Could you rewrite the items starting at the one that contains "378, 48, 381]" and ending at the one that contains "302, 86, 305]", replacing "column-dot" with "column-marker" and changing nothing else?

· · · ·

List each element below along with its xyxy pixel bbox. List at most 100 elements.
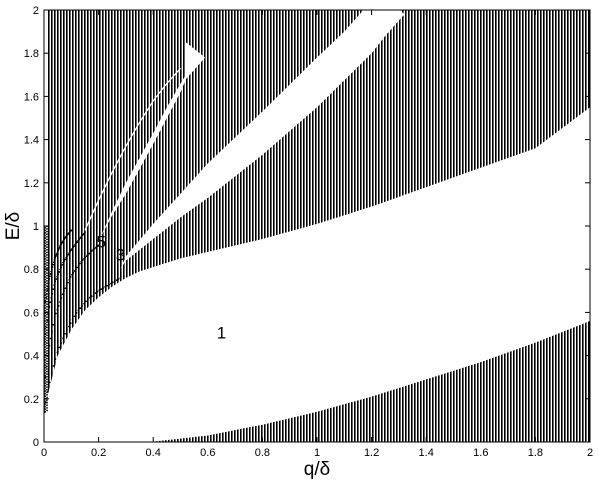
column-dot	[46, 378, 48, 381]
dot-point	[71, 318, 74, 321]
column-dot	[46, 298, 48, 300]
column-dot	[46, 228, 48, 230]
dot-point	[54, 358, 57, 360]
dot-point	[87, 298, 89, 301]
column-dot	[46, 326, 48, 329]
column-dot	[46, 316, 48, 319]
dot-point	[59, 301, 61, 303]
dot-point	[50, 297, 53, 299]
column-dot	[46, 401, 48, 404]
region-label-5: 5	[97, 233, 106, 252]
dot-point	[83, 302, 86, 305]
column-dot	[46, 295, 48, 298]
dot-point	[52, 263, 55, 266]
dot-point	[70, 229, 73, 232]
column-dot	[46, 282, 48, 285]
column-dot	[46, 259, 48, 262]
column-dot	[46, 248, 48, 251]
x-tick-label: 1.6	[473, 447, 488, 459]
gap-band-2	[120, 10, 405, 270]
column-dot	[46, 388, 48, 391]
dot-point	[79, 262, 81, 265]
dot-point	[66, 255, 69, 258]
dot-point	[82, 233, 84, 236]
dot-point	[115, 279, 118, 282]
column-dot	[46, 406, 48, 409]
dotted-series-0	[44, 276, 122, 413]
dot-point	[83, 257, 85, 260]
dot-point	[80, 236, 82, 239]
dot-point	[73, 245, 75, 248]
column-dot	[46, 269, 48, 272]
column-dot	[46, 399, 48, 401]
dot-point	[81, 305, 84, 307]
column-dot	[46, 318, 48, 321]
dot-point	[48, 381, 51, 384]
dot-point	[104, 286, 107, 288]
dot-point	[106, 284, 108, 287]
dot-point	[73, 315, 76, 318]
column-dot	[46, 383, 48, 386]
dot-point	[61, 264, 64, 266]
region-labels: 1 35	[97, 233, 227, 343]
dot-point	[75, 311, 78, 314]
column-dot	[46, 349, 48, 352]
y-tick-label: 0.8	[24, 264, 39, 276]
dot-point	[58, 271, 61, 273]
dot-point	[84, 231, 86, 234]
dot-point	[83, 232, 85, 235]
dot-point	[75, 268, 77, 271]
dot-point	[57, 249, 60, 252]
y-axis-label: E/δ	[3, 212, 24, 241]
column-dot	[46, 329, 48, 332]
column-dot	[46, 230, 48, 233]
y-tick-label: 1.2	[24, 178, 39, 190]
dot-point	[55, 278, 58, 280]
y-tick-label: 0.4	[24, 351, 39, 363]
x-tick-label: 0.4	[146, 447, 161, 459]
dot-point	[64, 287, 67, 290]
dot-point	[56, 250, 59, 253]
column-dot	[46, 308, 48, 311]
dot-point	[108, 283, 110, 286]
column-dot	[46, 360, 48, 363]
dot-point	[48, 278, 51, 280]
x-axis: 0 0.2 0.4 0.6 0.8 1 1.2 1.4 1.6 1.8 2	[41, 10, 593, 459]
column-dot	[46, 287, 48, 290]
y-tick-label: 0.6	[24, 307, 39, 319]
column-dot	[46, 290, 48, 293]
dot-point	[68, 278, 71, 281]
dot-point	[95, 246, 97, 249]
dot-point	[73, 270, 76, 272]
dot-point	[87, 253, 89, 256]
dot-point	[60, 297, 63, 300]
dot-point	[109, 282, 112, 285]
column-dot	[46, 324, 48, 326]
dot-point	[69, 276, 72, 278]
x-tick-label: 1.2	[364, 447, 379, 459]
dot-point	[76, 241, 78, 244]
column-dot	[46, 243, 48, 246]
dot-point	[72, 246, 74, 249]
dot-point	[50, 268, 53, 271]
dot-point	[49, 337, 52, 340]
column-dot	[46, 396, 48, 399]
dot-point	[102, 287, 105, 289]
column-dot	[46, 368, 48, 370]
column-dot	[46, 246, 48, 249]
dot-point	[68, 252, 71, 255]
dot-point	[52, 364, 55, 367]
y-tick-label: 1.6	[24, 91, 39, 103]
dot-point	[67, 325, 70, 328]
dot-point	[66, 328, 68, 331]
dot-point	[49, 273, 52, 275]
column-dot	[46, 235, 48, 238]
column-dot	[46, 313, 48, 316]
dot-point	[60, 266, 63, 269]
region-label-1: 1	[217, 323, 226, 342]
dot-point	[85, 300, 87, 303]
dot-point	[48, 305, 51, 308]
y-tick-label: 1.4	[24, 135, 39, 147]
dot-point	[47, 281, 50, 284]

· · · ·

Exercise output.
column-marker	[46, 378, 48, 381]
dot-point	[71, 318, 74, 321]
column-marker	[46, 298, 48, 300]
column-marker	[46, 228, 48, 230]
dot-point	[54, 358, 57, 360]
dot-point	[87, 298, 89, 301]
column-marker	[46, 326, 48, 329]
column-marker	[46, 316, 48, 319]
dot-point	[59, 301, 61, 303]
dot-point	[50, 297, 53, 299]
column-marker	[46, 401, 48, 404]
region-label-5: 5	[97, 233, 106, 252]
dot-point	[83, 302, 86, 305]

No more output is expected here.